---------- EXERCISE INPUTS
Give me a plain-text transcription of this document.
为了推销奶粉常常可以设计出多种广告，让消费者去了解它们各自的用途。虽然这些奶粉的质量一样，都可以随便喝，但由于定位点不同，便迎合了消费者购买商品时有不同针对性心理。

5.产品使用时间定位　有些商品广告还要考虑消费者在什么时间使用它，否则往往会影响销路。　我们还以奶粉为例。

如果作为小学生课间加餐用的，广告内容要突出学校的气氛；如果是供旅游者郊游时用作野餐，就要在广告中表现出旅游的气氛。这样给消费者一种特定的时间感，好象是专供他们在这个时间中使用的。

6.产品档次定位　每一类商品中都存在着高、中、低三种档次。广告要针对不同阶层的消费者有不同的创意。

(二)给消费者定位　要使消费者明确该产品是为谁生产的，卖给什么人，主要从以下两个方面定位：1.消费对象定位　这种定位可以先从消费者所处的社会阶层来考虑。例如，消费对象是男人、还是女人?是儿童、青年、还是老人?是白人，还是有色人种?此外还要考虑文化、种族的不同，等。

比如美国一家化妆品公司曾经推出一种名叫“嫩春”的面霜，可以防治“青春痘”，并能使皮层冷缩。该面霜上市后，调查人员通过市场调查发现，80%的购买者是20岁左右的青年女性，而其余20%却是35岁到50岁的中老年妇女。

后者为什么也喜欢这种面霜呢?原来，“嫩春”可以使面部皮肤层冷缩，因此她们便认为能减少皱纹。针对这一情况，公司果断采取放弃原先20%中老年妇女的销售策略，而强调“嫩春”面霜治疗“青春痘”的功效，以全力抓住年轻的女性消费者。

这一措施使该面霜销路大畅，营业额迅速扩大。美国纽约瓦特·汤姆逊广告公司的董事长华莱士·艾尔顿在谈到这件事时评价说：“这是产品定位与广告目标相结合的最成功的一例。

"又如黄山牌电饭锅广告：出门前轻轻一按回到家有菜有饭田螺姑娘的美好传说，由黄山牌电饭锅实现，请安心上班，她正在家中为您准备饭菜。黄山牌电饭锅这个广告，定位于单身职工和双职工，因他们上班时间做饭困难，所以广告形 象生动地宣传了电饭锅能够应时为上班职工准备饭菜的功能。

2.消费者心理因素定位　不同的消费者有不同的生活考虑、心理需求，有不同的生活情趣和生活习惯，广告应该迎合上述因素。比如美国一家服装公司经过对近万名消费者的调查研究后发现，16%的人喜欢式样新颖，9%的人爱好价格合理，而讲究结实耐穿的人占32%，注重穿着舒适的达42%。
--------------------
■ EXERCISE DIRECTIONS ■
Exact copies of all the records are required.

■ WRITTEN SOLUTION ■
Give me a plain-text transcription of this document.
为了推销奶粉常常可以设计出多种广告，让消费者去了解它们各自的用途。虽然这些奶粉的质量一样，都可以随便喝，但由于定位点不同，便迎合了消费者购买商品时有不同针对性心理。

5.产品使用时间定位　有些商品广告还要考虑消费者在什么时间使用它，否则往往会影响销路。　我们还以奶粉为例。

如果作为小学生课间加餐用的，广告内容要突出学校的气氛；如果是供旅游者郊游时用作野餐，就要在广告中表现出旅游的气氛。这样给消费者一种特定的时间感，好象是专供他们在这个时间中使用的。

6.产品档次定位　每一类商品中都存在着高、中、低三种档次。广告要针对不同阶层的消费者有不同的创意。

(二)给消费者定位　要使消费者明确该产品是为谁生产的，卖给什么人，主要从以下两个方面定位：1.消费对象定位　这种定位可以先从消费者所处的社会阶层来考虑。例如，消费对象是男人、还是女人?是儿童、青年、还是老人?是白人，还是有色人种?此外还要考虑文化、种族的不同，等。

比如美国一家化妆品公司曾经推出一种名叫“嫩春”的面霜，可以防治“青春痘”，并能使皮层冷缩。该面霜上市后，调查人员通过市场调查发现，80%的购买者是20岁左右的青年女性，而其余20%却是35岁到50岁的中老年妇女。

后者为什么也喜欢这种面霜呢?原来，“嫩春”可以使面部皮肤层冷缩，因此她们便认为能减少皱纹。针对这一情况，公司果断采取放弃原先20%中老年妇女的销售策略，而强调“嫩春”面霜治疗“青春痘”的功效，以全力抓住年轻的女性消费者。

这一措施使该面霜销路大畅，营业额迅速扩大。美国纽约瓦特·汤姆逊广告公司的董事长华莱士·艾尔顿在谈到这件事时评价说：“这是产品定位与广告目标相结合的最成功的一例。

"又如黄山牌电饭锅广告：出门前轻轻一按回到家有菜有饭田螺姑娘的美好传说，由黄山牌电饭锅实现，请安心上班，她正在家中为您准备饭菜。黄山牌电饭锅这个广告，定位于单身职工和双职工，因他们上班时间做饭困难，所以广告形 象生动地宣传了电饭锅能够应时为上班职工准备饭菜的功能。

2.消费者心理因素定位　不同的消费者有不同的生活考虑、心理需求，有不同的生活情趣和生活习惯，广告应该迎合上述因素。比如美国一家服装公司经过对近万名消费者的调查研究后发现，16%的人喜欢式样新颖，9%的人爱好价格合理，而讲究结实耐穿的人占32%，注重穿着舒适的达42%。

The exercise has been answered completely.